*Task statement*
Copy all of the material below exactly.
++++ Records provided ++++
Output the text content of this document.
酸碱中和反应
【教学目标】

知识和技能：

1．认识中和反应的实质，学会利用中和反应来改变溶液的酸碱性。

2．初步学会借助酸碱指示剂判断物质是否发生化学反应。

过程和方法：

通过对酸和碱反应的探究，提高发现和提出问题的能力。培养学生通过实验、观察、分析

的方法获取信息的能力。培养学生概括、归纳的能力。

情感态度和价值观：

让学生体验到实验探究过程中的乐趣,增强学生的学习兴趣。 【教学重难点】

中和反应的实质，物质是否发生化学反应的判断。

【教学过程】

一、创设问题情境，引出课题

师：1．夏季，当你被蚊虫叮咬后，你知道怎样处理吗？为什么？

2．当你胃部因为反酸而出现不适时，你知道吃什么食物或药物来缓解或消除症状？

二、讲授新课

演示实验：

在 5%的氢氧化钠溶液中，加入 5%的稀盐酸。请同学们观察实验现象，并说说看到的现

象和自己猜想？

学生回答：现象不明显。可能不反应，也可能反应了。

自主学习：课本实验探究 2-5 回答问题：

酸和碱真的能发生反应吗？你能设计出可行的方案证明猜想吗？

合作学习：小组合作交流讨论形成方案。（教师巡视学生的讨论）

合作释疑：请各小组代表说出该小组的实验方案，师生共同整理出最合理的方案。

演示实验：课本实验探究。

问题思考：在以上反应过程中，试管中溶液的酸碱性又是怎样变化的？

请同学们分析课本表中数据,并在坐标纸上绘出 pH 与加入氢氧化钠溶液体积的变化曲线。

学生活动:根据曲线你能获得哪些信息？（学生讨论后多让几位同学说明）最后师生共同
++++
*Task response*
Output the text content of this document.
酸碱中和反应
【教学目标】

知识和技能：

1．认识中和反应的实质，学会利用中和反应来改变溶液的酸碱性。

2．初步学会借助酸碱指示剂判断物质是否发生化学反应。

过程和方法：

通过对酸和碱反应的探究，提高发现和提出问题的能力。培养学生通过实验、观察、分析

的方法获取信息的能力。培养学生概括、归纳的能力。

情感态度和价值观：

让学生体验到实验探究过程中的乐趣,增强学生的学习兴趣。 【教学重难点】

中和反应的实质，物质是否发生化学反应的判断。

【教学过程】

一、创设问题情境，引出课题

师：1．夏季，当你被蚊虫叮咬后，你知道怎样处理吗？为什么？

2．当你胃部因为反酸而出现不适时，你知道吃什么食物或药物来缓解或消除症状？

二、讲授新课

演示实验：

在 5%的氢氧化钠溶液中，加入 5%的稀盐酸。请同学们观察实验现象，并说说看到的现

象和自己猜想？

学生回答：现象不明显。可能不反应，也可能反应了。

自主学习：课本实验探究 2-5 回答问题：

酸和碱真的能发生反应吗？你能设计出可行的方案证明猜想吗？

合作学习：小组合作交流讨论形成方案。（教师巡视学生的讨论）

合作释疑：请各小组代表说出该小组的实验方案，师生共同整理出最合理的方案。

演示实验：课本实验探究。

问题思考：在以上反应过程中，试管中溶液的酸碱性又是怎样变化的？

请同学们分析课本表中数据,并在坐标纸上绘出 pH 与加入氢氧化钠溶液体积的变化曲线。

学生活动:根据曲线你能获得哪些信息？（学生讨论后多让几位同学说明）最后师生共同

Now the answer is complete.